For every line in the records that has the word "extrême", make a copy.

Material provided>
⟨

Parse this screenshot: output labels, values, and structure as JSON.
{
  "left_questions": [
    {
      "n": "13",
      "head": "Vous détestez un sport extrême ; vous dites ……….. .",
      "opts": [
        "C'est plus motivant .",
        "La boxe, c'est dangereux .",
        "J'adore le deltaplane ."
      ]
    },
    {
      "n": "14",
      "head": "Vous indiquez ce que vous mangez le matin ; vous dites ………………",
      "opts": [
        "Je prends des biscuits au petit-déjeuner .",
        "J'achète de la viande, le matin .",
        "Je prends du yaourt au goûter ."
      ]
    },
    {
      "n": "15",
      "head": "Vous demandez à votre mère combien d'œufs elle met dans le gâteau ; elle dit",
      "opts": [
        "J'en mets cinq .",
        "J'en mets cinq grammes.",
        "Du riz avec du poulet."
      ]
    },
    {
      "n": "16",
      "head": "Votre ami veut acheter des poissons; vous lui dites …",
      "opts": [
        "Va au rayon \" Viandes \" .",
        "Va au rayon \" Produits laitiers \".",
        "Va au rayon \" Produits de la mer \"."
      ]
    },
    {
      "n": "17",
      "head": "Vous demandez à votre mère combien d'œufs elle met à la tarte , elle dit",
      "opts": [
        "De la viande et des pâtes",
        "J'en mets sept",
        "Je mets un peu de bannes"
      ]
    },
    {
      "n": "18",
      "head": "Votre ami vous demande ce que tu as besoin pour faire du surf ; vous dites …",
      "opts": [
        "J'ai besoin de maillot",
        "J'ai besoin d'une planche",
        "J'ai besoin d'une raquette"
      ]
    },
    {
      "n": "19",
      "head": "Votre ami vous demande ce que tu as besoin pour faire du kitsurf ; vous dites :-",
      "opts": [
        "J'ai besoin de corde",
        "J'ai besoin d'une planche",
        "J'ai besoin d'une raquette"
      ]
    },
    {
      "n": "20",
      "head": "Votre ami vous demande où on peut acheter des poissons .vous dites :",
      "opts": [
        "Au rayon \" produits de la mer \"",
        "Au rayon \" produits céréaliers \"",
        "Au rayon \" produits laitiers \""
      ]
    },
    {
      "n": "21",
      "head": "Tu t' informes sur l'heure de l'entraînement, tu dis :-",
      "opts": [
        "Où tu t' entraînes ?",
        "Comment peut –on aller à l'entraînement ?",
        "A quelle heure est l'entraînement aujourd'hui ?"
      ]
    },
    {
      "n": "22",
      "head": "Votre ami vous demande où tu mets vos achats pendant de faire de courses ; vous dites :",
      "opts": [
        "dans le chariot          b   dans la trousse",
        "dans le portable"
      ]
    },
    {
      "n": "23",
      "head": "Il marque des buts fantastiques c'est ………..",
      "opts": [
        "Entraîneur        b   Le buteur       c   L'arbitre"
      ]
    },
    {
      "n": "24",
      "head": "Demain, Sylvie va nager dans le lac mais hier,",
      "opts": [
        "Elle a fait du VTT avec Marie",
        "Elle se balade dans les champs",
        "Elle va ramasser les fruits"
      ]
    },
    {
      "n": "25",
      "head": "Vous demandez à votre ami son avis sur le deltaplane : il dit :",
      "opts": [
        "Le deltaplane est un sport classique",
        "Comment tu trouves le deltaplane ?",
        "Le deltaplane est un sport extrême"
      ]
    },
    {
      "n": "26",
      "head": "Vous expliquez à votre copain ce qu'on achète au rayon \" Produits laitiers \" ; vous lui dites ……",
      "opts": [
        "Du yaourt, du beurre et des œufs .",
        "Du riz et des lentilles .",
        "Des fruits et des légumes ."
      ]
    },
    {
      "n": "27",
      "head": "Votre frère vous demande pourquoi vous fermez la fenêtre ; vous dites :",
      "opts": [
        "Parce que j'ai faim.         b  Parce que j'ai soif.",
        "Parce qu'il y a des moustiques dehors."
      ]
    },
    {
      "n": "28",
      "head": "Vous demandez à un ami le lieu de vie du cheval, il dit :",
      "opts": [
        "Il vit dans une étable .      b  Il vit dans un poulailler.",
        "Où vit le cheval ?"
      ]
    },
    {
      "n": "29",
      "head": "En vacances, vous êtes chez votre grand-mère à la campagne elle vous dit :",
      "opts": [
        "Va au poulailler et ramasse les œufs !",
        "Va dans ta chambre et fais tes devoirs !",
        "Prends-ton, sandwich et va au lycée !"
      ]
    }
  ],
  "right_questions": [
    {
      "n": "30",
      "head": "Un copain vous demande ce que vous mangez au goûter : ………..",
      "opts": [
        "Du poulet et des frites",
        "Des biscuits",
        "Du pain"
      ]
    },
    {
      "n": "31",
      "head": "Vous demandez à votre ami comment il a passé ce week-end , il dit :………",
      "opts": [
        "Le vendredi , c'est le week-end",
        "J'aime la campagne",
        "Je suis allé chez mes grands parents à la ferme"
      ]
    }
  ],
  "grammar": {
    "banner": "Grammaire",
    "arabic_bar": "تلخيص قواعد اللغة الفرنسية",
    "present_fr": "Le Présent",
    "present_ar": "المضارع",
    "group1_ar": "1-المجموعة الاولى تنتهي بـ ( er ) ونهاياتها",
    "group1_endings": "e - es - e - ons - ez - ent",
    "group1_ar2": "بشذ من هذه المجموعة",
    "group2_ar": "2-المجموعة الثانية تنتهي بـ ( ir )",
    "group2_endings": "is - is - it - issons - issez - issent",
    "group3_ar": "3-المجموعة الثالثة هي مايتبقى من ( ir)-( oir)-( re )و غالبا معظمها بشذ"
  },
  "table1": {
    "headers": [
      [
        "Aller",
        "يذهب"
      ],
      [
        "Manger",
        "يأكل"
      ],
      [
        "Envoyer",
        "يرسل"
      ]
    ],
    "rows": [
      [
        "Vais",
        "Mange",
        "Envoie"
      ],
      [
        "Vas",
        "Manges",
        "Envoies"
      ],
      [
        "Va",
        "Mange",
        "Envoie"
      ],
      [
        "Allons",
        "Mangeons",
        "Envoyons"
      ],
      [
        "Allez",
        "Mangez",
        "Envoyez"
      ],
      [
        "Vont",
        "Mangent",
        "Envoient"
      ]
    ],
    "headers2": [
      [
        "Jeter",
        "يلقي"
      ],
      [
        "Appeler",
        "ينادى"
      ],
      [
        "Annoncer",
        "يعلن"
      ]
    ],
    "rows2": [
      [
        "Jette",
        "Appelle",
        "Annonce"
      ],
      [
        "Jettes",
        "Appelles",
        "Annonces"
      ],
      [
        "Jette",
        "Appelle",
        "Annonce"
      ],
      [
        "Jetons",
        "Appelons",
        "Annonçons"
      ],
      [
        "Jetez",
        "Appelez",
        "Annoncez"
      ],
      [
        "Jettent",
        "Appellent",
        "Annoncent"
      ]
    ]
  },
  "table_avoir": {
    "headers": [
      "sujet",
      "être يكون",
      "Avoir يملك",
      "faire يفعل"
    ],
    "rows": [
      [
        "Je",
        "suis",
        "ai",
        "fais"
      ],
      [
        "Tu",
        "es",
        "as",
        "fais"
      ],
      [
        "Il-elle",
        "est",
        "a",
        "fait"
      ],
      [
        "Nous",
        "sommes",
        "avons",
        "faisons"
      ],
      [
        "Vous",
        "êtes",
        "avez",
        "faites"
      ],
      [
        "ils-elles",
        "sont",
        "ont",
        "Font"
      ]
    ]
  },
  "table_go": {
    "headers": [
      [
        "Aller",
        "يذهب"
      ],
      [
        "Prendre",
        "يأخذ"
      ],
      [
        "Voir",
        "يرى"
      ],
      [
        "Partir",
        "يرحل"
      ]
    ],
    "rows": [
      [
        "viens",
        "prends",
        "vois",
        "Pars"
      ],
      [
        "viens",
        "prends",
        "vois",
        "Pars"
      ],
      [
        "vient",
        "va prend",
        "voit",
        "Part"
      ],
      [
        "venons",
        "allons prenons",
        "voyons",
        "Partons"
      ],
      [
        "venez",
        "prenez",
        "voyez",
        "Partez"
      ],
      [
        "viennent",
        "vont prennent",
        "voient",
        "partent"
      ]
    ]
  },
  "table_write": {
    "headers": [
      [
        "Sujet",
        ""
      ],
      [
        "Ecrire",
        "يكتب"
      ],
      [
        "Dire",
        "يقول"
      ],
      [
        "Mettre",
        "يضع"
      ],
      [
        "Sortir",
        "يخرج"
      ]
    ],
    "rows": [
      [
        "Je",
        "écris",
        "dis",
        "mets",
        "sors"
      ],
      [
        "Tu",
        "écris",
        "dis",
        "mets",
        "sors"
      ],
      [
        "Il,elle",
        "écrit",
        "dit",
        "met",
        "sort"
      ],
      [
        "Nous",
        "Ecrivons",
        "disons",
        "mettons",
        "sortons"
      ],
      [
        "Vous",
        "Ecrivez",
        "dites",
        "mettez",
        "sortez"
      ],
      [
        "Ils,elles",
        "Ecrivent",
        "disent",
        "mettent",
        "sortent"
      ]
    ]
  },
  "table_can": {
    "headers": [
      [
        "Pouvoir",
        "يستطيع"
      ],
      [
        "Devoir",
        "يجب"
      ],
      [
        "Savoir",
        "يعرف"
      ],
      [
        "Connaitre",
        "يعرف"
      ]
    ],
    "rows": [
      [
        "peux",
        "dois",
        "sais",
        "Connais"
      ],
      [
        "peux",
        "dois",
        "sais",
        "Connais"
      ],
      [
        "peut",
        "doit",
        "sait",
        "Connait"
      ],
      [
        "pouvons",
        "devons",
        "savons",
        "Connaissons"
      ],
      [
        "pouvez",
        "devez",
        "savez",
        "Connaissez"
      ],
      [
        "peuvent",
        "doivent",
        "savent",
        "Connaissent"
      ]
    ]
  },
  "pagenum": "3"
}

⟩

Solution below>
      "head": "Vous détestez un sport extrême ; vous dites ……….. .",
        "Le deltaplane est un sport extrême"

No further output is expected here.